# WHAT IS EXPECTED
Omit the pictures and return every entry exactly as written.

# INFORMATION GIVEN
———

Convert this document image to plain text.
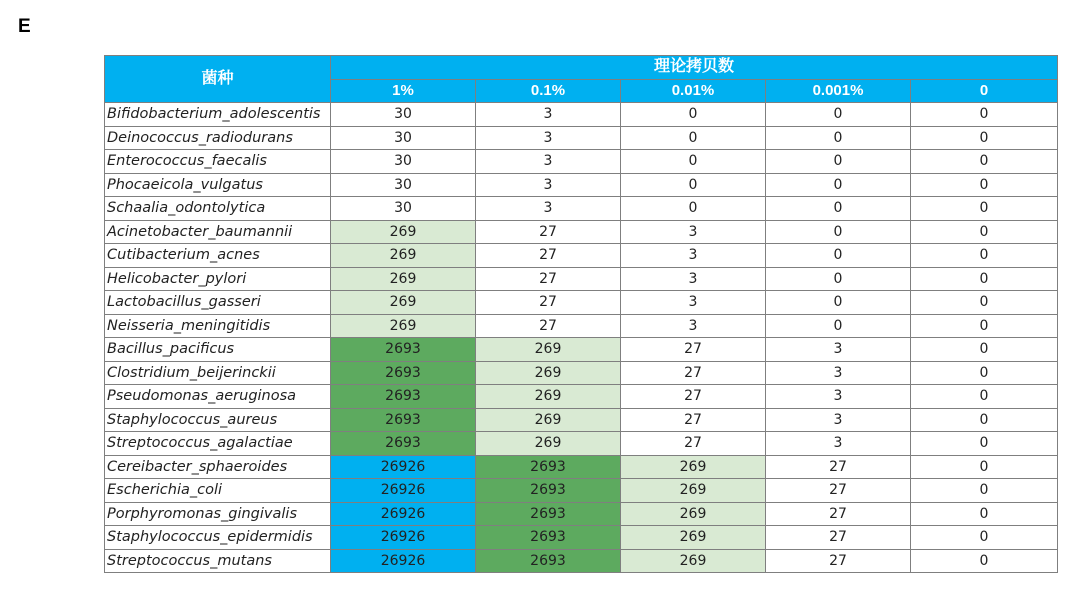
E
菌种	理论拷贝数				
	1%	0.1%	0.01%	0.001%	0
Bifidobacterium_adolescentis	30	3	0	0	0
Deinococcus_radiodurans	30	3	0	0	0
Enterococcus_faecalis	30	3	0	0	0
Phocaeicola_vulgatus	30	3	0	0	0
Schaalia_odontolytica	30	3	0	0	0
Acinetobacter_baumannii	269	27	3	0	0
Cutibacterium_acnes	269	27	3	0	0
Helicobacter_pylori	269	27	3	0	0
Lactobacillus_gasseri	269	27	3	0	0
Neisseria_meningitidis	269	27	3	0	0
Bacillus_pacificus	2693	269	27	3	0
Clostridium_beijerinckii	2693	269	27	3	0
Pseudomonas_aeruginosa	2693	269	27	3	0
Staphylococcus_aureus	2693	269	27	3	0
Streptococcus_agalactiae	2693	269	27	3	0
Cereibacter_sphaeroides	26926	2693	269	27	0
Escherichia_coli	26926	2693	269	27	0
Porphyromonas_gingivalis	26926	2693	269	27	0
Staphylococcus_epidermidis	26926	2693	269	27	0
Streptococcus_mutans	26926	2693	269	27	0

———

# REPLY TO THE TASK
Convert this document image to plain text.
E
菌种	理论拷贝数				
	1%	0.1%	0.01%	0.001%	0
Bifidobacterium_adolescentis	30	3	0	0	0
Deinococcus_radiodurans	30	3	0	0	0
Enterococcus_faecalis	30	3	0	0	0
Phocaeicola_vulgatus	30	3	0	0	0
Schaalia_odontolytica	30	3	0	0	0
Acinetobacter_baumannii	269	27	3	0	0
Cutibacterium_acnes	269	27	3	0	0
Helicobacter_pylori	269	27	3	0	0
Lactobacillus_gasseri	269	27	3	0	0
Neisseria_meningitidis	269	27	3	0	0
Bacillus_pacificus	2693	269	27	3	0
Clostridium_beijerinckii	2693	269	27	3	0
Pseudomonas_aeruginosa	2693	269	27	3	0
Staphylococcus_aureus	2693	269	27	3	0
Streptococcus_agalactiae	2693	269	27	3	0
Cereibacter_sphaeroides	26926	2693	269	27	0
Escherichia_coli	26926	2693	269	27	0
Porphyromonas_gingivalis	26926	2693	269	27	0
Staphylococcus_epidermidis	26926	2693	269	27	0
Streptococcus_mutans	26926	2693	269	27	0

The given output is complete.